### Job
Of the lines in this material, how many contain "text"? Answer with a single number only.
>> START
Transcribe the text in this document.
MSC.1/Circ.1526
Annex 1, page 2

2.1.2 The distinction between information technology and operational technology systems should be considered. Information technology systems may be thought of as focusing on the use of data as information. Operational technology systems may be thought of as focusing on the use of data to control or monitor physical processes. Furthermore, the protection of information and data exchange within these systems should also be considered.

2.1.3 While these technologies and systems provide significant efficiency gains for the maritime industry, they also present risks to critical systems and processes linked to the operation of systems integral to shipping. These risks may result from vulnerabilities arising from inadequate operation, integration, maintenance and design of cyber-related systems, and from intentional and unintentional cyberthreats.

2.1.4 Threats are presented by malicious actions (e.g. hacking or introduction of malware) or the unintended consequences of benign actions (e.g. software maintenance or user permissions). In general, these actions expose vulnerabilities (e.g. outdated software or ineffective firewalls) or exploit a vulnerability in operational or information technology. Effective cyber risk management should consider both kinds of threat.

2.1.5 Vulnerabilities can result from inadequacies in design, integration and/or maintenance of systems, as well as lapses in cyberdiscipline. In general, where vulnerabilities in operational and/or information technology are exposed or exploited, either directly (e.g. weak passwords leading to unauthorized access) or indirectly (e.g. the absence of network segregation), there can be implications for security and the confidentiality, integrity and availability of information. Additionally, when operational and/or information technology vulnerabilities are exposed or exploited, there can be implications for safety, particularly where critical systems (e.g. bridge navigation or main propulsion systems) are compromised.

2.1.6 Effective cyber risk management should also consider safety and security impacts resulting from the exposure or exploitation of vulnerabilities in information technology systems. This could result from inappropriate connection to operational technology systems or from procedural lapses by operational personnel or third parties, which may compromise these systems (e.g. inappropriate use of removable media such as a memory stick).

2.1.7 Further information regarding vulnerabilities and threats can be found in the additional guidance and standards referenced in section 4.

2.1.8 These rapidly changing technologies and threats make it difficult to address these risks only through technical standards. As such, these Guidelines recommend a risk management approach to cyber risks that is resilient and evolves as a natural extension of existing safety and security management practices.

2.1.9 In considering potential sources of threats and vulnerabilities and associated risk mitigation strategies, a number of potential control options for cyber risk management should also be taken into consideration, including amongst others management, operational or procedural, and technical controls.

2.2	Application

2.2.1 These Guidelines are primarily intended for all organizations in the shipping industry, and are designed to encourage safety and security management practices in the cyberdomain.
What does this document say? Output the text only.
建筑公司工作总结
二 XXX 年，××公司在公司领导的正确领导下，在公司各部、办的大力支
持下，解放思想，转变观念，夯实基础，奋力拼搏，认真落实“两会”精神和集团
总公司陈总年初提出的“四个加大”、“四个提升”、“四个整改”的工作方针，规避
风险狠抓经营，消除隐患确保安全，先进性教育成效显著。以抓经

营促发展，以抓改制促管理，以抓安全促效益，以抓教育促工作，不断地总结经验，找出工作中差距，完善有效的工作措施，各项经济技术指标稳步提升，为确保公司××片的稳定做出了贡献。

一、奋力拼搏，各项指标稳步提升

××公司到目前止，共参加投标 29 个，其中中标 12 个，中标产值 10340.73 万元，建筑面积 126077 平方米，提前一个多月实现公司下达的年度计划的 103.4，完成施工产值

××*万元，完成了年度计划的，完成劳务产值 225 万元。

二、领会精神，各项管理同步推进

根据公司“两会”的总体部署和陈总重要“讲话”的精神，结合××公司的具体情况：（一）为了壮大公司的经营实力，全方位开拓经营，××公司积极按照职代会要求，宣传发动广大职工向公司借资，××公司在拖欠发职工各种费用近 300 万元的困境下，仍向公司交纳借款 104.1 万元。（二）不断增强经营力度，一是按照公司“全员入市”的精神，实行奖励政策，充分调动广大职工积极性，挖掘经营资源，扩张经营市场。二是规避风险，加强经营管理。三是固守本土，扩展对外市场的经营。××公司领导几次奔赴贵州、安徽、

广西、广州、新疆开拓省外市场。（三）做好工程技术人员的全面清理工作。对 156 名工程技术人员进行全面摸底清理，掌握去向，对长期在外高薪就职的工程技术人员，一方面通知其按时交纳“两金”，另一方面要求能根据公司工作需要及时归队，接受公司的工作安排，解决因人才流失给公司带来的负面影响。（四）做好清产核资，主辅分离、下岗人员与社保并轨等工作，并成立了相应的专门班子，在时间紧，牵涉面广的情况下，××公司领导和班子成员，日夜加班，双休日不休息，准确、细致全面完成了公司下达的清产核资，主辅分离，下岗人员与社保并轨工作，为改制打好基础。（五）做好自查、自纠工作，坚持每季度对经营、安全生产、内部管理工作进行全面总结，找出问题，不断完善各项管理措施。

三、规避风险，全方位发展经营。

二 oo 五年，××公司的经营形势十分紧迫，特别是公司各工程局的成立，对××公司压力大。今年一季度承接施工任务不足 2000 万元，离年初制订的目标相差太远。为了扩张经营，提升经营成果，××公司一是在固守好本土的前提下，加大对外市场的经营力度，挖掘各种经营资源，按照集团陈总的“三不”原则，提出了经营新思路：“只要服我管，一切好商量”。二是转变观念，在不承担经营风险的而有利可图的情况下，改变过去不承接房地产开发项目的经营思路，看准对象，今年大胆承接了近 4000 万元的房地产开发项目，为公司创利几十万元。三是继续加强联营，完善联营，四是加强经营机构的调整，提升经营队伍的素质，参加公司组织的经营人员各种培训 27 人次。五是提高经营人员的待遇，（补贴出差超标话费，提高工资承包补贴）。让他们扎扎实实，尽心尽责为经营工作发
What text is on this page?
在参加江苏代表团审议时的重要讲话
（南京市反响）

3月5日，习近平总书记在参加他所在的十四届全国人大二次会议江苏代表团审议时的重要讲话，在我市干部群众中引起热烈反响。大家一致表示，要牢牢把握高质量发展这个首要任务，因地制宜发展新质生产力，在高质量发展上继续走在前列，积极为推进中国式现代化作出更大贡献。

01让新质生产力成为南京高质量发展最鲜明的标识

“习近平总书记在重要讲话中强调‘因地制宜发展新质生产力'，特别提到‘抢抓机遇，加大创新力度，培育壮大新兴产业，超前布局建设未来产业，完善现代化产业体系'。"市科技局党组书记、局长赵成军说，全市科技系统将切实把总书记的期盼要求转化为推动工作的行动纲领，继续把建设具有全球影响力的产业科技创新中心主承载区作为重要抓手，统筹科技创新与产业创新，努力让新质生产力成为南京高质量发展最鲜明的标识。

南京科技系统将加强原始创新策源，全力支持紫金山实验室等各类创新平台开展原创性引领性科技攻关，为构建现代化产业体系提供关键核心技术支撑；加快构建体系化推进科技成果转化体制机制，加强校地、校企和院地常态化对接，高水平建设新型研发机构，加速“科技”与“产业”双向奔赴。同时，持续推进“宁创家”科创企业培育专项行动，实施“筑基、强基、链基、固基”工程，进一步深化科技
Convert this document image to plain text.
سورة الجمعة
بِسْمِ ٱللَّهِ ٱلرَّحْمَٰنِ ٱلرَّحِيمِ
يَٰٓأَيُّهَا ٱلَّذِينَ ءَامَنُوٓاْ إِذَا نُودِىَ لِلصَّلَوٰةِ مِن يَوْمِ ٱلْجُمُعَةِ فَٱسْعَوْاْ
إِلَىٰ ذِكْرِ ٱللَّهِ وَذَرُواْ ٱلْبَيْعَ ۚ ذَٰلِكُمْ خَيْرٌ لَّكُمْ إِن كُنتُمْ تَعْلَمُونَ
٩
>> END
### Finished exercise
4